§ **DATA LINES**
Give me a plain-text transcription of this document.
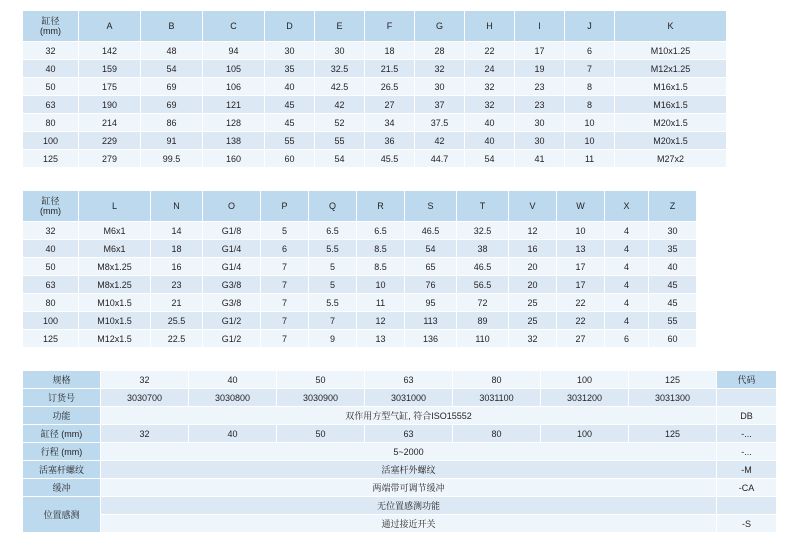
缸径
(mm)	A	B	C	D	E	F	G	H	I	J	K
32	142	48	94	30	30	18	28	22	17	6	M10x1.25
40	159	54	105	35	32.5	21.5	32	24	19	7	M12x1.25
50	175	69	106	40	42.5	26.5	30	32	23	8	M16x1.5
63	190	69	121	45	42	27	37	32	23	8	M16x1.5
80	214	86	128	45	52	34	37.5	40	30	10	M20x1.5
100	229	91	138	55	55	36	42	40	30	10	M20x1.5
125	279	99.5	160	60	54	45.5	44.7	54	41	11	M27x2
缸径
(mm)	L	N	O	P	Q	R	S	T	V	W	X	Z
32	M6x1	14	G1/8	5	6.5	6.5	46.5	32.5	12	10	4	30
40	M6x1	18	G1/4	6	5.5	8.5	54	38	16	13	4	35
50	M8x1.25	16	G1/4	7	5	8.5	65	46.5	20	17	4	40
63	M8x1.25	23	G3/8	7	5	10	76	56.5	20	17	4	45
80	M10x1.5	21	G3/8	7	5.5	11	95	72	25	22	4	45
100	M10x1.5	25.5	G1/2	7	7	12	113	89	25	22	4	55
125	M12x1.5	22.5	G1/2	7	9	13	136	110	32	27	6	60
规格	32	40	50	63	80	100	125	代码
订货号	3030700	3030800	3030900	3031000	3031100	3031200	3031300	
功能	双作用方型气缸, 符合ISO15552							DB
缸径 (mm)	32	40	50	63	80	100	125	-...
行程 (mm)	5~2000							-...
活塞杆螺纹	活塞杆外螺纹							-M
缓冲	两端带可调节缓冲							-CA
位置感测	无位置感测功能							
	通过接近开关							-S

§ **PROBLEM STATEMENT**
Any pictures should be dropped; transcribe the rest of the records above exactly.

§ **FINISHED ANSWER**
Give me a plain-text transcription of this document.
缸径
(mm)	A	B	C	D	E	F	G	H	I	J	K
32	142	48	94	30	30	18	28	22	17	6	M10x1.25
40	159	54	105	35	32.5	21.5	32	24	19	7	M12x1.25
50	175	69	106	40	42.5	26.5	30	32	23	8	M16x1.5
63	190	69	121	45	42	27	37	32	23	8	M16x1.5
80	214	86	128	45	52	34	37.5	40	30	10	M20x1.5
100	229	91	138	55	55	36	42	40	30	10	M20x1.5
125	279	99.5	160	60	54	45.5	44.7	54	41	11	M27x2
缸径
(mm)	L	N	O	P	Q	R	S	T	V	W	X	Z
32	M6x1	14	G1/8	5	6.5	6.5	46.5	32.5	12	10	4	30
40	M6x1	18	G1/4	6	5.5	8.5	54	38	16	13	4	35
50	M8x1.25	16	G1/4	7	5	8.5	65	46.5	20	17	4	40
63	M8x1.25	23	G3/8	7	5	10	76	56.5	20	17	4	45
80	M10x1.5	21	G3/8	7	5.5	11	95	72	25	22	4	45
100	M10x1.5	25.5	G1/2	7	7	12	113	89	25	22	4	55
125	M12x1.5	22.5	G1/2	7	9	13	136	110	32	27	6	60
规格	32	40	50	63	80	100	125	代码
订货号	3030700	3030800	3030900	3031000	3031100	3031200	3031300	
功能	双作用方型气缸, 符合ISO15552							DB
缸径 (mm)	32	40	50	63	80	100	125	-...
行程 (mm)	5~2000							-...
活塞杆螺纹	活塞杆外螺纹							-M
缓冲	两端带可调节缓冲							-CA
位置感测	无位置感测功能							
	通过接近开关							-S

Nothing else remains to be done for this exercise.